[BEGIN PROVIDED RECORDS]

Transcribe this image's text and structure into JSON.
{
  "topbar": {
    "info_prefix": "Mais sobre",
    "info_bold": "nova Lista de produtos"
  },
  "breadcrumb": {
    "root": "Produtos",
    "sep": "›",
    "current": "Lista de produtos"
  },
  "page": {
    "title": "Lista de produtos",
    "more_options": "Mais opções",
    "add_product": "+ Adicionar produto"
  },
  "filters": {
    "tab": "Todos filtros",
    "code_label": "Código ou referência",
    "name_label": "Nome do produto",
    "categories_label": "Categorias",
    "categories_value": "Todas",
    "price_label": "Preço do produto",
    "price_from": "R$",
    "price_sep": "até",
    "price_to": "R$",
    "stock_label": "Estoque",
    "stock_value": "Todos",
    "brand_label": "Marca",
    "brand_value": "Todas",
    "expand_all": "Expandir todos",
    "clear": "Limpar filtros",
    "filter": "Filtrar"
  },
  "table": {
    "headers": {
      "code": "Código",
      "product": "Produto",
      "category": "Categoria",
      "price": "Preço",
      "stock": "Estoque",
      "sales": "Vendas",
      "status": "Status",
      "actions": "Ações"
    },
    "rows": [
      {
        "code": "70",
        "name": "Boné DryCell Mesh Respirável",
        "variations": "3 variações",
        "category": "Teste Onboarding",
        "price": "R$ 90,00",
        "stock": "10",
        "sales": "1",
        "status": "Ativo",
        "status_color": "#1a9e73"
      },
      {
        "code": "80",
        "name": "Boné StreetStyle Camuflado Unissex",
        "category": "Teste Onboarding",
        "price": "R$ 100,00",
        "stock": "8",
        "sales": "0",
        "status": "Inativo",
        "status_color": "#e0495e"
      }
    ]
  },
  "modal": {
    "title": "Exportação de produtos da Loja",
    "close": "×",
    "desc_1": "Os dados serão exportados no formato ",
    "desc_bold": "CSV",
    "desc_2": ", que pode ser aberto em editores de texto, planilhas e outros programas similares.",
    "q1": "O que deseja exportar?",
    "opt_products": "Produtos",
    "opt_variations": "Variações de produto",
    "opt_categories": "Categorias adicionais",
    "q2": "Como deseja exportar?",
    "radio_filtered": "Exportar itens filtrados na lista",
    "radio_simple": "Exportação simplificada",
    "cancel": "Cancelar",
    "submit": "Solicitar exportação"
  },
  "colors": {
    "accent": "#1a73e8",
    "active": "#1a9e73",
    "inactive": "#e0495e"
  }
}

[END PROVIDED RECORDS]

Collect every line from the records above that contains the word "deseja".

    "q1": "O que deseja exportar?",
    "q2": "Como deseja exportar?",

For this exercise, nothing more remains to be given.